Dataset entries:
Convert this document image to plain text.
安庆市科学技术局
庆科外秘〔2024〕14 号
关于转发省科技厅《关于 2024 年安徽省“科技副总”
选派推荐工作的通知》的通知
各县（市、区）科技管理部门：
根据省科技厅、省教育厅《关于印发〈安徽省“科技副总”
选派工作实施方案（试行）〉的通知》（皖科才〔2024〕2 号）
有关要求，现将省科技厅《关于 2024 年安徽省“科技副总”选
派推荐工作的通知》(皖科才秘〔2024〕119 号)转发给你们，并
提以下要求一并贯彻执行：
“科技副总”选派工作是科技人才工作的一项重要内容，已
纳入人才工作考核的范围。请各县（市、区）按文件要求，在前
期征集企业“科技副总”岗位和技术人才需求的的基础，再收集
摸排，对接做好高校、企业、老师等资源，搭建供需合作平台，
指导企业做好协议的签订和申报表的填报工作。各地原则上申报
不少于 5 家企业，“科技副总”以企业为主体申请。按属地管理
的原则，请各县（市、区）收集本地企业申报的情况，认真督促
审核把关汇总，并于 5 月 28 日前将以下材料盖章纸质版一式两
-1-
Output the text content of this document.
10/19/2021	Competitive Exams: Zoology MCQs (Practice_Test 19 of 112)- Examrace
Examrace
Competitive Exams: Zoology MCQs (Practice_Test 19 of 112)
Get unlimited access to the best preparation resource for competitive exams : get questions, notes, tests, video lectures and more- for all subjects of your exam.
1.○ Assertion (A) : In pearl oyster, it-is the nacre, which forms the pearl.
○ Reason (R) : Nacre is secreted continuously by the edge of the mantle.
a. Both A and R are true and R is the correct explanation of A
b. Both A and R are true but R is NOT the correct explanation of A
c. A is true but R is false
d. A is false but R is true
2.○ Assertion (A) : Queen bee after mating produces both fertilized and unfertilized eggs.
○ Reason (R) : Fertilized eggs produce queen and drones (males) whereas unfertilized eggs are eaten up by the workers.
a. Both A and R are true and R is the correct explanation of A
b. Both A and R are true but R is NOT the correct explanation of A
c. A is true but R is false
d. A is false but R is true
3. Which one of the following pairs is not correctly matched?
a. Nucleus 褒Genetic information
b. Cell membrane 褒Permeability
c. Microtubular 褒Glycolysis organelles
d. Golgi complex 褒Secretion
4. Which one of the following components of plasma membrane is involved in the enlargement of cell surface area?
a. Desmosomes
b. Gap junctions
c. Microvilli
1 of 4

**TASK DESCRIPTION:** Retype the data in full and match it exactly.

**EXPECTED ANSWER:**
Convert this document image to plain text.
安庆市科学技术局
庆科外秘〔2024〕14 号
关于转发省科技厅《关于 2024 年安徽省“科技副总”
选派推荐工作的通知》的通知
各县（市、区）科技管理部门：
根据省科技厅、省教育厅《关于印发〈安徽省“科技副总”
选派工作实施方案（试行）〉的通知》（皖科才〔2024〕2 号）
有关要求，现将省科技厅《关于 2024 年安徽省“科技副总”选
派推荐工作的通知》(皖科才秘〔2024〕119 号)转发给你们，并
提以下要求一并贯彻执行：
“科技副总”选派工作是科技人才工作的一项重要内容，已
纳入人才工作考核的范围。请各县（市、区）按文件要求，在前
期征集企业“科技副总”岗位和技术人才需求的的基础，再收集
摸排，对接做好高校、企业、老师等资源，搭建供需合作平台，
指导企业做好协议的签订和申报表的填报工作。各地原则上申报
不少于 5 家企业，“科技副总”以企业为主体申请。按属地管理
的原则，请各县（市、区）收集本地企业申报的情况，认真督促
审核把关汇总，并于 5 月 28 日前将以下材料盖章纸质版一式两
-1-
Output the text content of this document.
10/19/2021	Competitive Exams: Zoology MCQs (Practice_Test 19 of 112)- Examrace
Examrace
Competitive Exams: Zoology MCQs (Practice_Test 19 of 112)
Get unlimited access to the best preparation resource for competitive exams : get questions, notes, tests, video lectures and more- for all subjects of your exam.
1.○ Assertion (A) : In pearl oyster, it-is the nacre, which forms the pearl.
○ Reason (R) : Nacre is secreted continuously by the edge of the mantle.
a. Both A and R are true and R is the correct explanation of A
b. Both A and R are true but R is NOT the correct explanation of A
c. A is true but R is false
d. A is false but R is true
2.○ Assertion (A) : Queen bee after mating produces both fertilized and unfertilized eggs.
○ Reason (R) : Fertilized eggs produce queen and drones (males) whereas unfertilized eggs are eaten up by the workers.
a. Both A and R are true and R is the correct explanation of A
b. Both A and R are true but R is NOT the correct explanation of A
c. A is true but R is false
d. A is false but R is true
3. Which one of the following pairs is not correctly matched?
a. Nucleus 褒Genetic information
b. Cell membrane 褒Permeability
c. Microtubular 褒Glycolysis organelles
d. Golgi complex 褒Secretion
4. Which one of the following components of plasma membrane is involved in the enlargement of cell surface area?
a. Desmosomes
b. Gap junctions
c. Microvilli
1 of 4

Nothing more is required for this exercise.